#### What is being asked:
Every line below that contains "Ventilador" is to be copied.

━━ Record list ━━

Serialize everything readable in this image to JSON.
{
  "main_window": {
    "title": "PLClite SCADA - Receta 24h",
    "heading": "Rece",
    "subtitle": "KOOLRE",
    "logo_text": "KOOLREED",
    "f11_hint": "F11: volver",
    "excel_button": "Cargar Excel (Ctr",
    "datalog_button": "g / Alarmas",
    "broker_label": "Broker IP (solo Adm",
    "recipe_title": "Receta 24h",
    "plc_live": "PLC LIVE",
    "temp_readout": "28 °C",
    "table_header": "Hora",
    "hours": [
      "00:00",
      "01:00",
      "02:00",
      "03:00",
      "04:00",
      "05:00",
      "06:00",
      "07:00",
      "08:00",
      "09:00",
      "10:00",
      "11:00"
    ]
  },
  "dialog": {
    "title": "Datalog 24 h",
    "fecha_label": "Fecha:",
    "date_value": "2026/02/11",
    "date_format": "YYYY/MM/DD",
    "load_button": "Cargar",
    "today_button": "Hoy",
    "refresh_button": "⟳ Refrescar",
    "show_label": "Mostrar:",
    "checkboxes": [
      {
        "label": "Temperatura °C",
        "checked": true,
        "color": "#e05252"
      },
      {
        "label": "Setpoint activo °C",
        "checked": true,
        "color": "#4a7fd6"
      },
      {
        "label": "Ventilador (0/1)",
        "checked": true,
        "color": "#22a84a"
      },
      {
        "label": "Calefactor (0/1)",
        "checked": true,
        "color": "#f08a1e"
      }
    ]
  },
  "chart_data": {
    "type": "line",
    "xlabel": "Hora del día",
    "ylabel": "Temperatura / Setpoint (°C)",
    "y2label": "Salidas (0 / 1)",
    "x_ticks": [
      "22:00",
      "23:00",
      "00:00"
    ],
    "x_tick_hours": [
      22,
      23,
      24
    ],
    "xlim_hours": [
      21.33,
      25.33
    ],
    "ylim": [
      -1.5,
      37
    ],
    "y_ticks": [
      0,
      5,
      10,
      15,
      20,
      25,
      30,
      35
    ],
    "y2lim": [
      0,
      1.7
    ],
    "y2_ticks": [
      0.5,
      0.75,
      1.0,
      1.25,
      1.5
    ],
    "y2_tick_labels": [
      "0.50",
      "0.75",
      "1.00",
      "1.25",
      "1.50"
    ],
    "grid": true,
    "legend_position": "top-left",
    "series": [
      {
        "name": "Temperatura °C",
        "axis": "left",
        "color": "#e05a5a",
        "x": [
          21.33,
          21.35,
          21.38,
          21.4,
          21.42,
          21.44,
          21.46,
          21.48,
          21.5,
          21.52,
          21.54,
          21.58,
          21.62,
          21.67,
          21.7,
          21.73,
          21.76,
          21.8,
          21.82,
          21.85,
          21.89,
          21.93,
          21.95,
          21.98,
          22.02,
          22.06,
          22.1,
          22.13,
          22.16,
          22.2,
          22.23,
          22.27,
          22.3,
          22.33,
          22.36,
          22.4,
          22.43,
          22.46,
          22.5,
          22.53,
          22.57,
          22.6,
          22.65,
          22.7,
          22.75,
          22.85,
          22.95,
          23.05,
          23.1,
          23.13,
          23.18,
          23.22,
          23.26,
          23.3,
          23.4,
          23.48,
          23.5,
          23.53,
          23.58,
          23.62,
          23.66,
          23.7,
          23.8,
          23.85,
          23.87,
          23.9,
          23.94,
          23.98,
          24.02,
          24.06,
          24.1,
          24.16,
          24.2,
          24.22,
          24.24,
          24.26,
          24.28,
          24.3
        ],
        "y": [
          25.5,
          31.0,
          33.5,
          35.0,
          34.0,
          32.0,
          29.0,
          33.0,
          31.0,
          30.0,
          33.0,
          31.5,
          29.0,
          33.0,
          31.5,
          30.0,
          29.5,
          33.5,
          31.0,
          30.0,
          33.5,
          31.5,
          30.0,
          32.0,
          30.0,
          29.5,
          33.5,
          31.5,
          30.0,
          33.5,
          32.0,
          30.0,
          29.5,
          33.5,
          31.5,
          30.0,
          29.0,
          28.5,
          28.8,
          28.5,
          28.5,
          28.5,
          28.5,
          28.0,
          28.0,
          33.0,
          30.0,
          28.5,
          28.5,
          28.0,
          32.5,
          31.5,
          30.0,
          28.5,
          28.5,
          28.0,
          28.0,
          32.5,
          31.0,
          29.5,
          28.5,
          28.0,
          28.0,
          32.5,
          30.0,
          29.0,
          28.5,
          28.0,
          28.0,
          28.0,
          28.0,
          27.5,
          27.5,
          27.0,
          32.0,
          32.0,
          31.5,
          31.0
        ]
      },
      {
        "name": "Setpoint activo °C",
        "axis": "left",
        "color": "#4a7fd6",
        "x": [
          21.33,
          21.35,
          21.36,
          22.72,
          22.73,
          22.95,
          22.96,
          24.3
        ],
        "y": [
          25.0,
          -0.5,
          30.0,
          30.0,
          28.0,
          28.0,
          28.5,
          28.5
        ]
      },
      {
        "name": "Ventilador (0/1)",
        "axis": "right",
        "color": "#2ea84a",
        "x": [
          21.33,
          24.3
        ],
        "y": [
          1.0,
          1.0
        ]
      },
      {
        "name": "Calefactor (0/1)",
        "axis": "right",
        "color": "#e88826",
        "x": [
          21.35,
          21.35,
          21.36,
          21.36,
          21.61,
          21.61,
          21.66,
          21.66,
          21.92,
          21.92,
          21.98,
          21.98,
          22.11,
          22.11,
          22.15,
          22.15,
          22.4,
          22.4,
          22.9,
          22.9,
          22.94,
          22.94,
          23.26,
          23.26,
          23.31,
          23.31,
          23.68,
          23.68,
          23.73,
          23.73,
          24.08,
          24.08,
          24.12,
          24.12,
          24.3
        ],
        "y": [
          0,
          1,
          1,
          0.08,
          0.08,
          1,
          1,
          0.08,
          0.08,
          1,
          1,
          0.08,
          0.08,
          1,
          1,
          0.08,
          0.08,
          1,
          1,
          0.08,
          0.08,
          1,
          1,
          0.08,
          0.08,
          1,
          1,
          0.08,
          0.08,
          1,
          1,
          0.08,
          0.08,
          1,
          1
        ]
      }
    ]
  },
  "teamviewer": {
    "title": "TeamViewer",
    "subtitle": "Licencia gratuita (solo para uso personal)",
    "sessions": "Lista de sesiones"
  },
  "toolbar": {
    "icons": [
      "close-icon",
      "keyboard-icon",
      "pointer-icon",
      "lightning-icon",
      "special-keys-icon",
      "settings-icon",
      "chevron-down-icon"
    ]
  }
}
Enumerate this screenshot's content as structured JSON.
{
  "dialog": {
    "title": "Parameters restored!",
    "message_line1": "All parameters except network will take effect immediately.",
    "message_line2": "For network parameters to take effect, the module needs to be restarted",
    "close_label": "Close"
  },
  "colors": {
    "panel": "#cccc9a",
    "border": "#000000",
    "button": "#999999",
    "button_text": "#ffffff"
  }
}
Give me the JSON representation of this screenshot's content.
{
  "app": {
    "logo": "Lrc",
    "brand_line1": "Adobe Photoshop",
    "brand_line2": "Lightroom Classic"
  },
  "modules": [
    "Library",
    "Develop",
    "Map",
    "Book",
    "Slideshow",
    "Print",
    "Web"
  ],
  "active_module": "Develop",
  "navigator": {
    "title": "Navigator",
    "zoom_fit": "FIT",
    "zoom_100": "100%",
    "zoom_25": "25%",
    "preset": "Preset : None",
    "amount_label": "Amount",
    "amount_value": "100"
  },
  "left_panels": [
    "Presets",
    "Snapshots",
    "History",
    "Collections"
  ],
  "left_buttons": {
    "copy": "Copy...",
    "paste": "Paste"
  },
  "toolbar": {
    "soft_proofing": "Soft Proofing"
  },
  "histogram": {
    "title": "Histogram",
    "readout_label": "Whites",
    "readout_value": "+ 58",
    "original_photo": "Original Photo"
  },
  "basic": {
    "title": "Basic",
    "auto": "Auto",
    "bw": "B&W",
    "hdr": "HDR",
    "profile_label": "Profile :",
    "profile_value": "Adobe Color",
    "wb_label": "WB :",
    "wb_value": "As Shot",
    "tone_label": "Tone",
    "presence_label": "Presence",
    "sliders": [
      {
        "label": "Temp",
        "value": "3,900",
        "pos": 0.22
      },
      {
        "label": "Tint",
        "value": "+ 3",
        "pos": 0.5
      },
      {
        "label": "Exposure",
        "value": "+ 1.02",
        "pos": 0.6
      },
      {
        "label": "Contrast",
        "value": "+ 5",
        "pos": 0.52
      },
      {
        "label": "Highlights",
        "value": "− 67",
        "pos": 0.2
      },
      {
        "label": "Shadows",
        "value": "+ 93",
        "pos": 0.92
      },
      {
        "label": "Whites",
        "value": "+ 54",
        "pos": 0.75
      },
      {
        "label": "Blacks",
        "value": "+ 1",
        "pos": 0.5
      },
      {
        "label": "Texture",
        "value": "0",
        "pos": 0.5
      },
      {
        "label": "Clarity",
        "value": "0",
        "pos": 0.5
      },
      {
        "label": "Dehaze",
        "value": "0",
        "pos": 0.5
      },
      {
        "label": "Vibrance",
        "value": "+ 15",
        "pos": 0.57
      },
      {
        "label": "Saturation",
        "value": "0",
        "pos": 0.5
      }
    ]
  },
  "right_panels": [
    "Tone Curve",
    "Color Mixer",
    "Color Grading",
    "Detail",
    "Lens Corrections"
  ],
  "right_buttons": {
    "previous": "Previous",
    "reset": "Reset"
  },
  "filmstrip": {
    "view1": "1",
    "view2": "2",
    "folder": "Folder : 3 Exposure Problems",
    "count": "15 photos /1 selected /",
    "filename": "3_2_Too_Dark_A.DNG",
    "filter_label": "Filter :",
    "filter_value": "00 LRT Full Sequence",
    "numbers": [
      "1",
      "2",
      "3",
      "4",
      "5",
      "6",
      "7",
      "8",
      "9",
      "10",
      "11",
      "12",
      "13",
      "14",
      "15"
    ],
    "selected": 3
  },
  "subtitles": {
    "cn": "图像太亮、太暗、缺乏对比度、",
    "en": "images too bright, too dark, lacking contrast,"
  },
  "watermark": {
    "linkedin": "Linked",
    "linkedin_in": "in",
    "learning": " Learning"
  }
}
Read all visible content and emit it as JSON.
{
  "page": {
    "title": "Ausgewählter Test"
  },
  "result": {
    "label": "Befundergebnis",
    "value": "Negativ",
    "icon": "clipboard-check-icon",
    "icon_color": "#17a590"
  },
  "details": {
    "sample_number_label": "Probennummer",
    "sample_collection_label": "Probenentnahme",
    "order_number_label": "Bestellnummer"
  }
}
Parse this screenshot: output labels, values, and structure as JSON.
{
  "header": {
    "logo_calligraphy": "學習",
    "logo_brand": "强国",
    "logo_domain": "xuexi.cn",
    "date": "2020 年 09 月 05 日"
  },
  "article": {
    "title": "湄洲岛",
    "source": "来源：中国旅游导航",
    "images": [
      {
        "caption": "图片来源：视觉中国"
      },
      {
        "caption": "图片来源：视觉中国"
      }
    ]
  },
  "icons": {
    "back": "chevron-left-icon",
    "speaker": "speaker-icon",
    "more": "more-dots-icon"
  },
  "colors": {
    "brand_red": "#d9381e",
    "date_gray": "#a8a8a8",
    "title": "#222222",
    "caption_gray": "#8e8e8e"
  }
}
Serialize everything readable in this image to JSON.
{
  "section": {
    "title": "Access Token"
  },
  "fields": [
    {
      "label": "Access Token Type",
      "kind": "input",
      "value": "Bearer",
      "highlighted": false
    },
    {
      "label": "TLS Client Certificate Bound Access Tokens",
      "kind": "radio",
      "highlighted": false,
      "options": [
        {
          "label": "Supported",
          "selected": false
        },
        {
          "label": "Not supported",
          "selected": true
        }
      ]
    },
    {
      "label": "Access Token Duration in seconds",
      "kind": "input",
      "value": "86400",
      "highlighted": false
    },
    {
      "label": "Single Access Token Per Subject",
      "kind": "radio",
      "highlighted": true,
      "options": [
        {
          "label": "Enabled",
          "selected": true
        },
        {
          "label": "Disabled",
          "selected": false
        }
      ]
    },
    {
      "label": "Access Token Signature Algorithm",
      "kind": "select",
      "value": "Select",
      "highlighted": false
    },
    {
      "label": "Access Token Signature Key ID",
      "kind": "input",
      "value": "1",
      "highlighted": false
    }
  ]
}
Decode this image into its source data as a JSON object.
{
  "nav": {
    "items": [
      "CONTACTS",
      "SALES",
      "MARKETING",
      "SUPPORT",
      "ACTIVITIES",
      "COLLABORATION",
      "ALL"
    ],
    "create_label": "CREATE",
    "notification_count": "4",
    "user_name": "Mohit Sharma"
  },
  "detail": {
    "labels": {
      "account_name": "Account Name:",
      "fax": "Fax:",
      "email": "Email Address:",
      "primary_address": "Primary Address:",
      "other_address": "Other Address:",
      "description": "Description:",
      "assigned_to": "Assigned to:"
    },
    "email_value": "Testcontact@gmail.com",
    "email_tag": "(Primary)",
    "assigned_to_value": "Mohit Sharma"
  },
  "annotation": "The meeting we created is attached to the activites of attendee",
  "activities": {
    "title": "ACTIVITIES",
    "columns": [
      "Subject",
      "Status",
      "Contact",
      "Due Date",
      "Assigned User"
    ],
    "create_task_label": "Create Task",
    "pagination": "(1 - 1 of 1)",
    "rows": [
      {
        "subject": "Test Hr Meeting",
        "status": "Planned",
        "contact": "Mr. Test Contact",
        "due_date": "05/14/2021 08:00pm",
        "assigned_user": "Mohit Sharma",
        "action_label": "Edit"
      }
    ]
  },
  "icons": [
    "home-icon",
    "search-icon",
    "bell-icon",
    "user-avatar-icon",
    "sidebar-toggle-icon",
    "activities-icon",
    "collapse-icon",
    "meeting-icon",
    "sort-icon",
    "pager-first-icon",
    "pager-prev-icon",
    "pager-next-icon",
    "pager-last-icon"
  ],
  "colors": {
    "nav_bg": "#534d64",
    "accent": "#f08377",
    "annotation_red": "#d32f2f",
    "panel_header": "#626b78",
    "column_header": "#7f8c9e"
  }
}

━━━

#### Reply:
        "label": "Ventilador (0/1)",
        "name": "Ventilador (0/1)",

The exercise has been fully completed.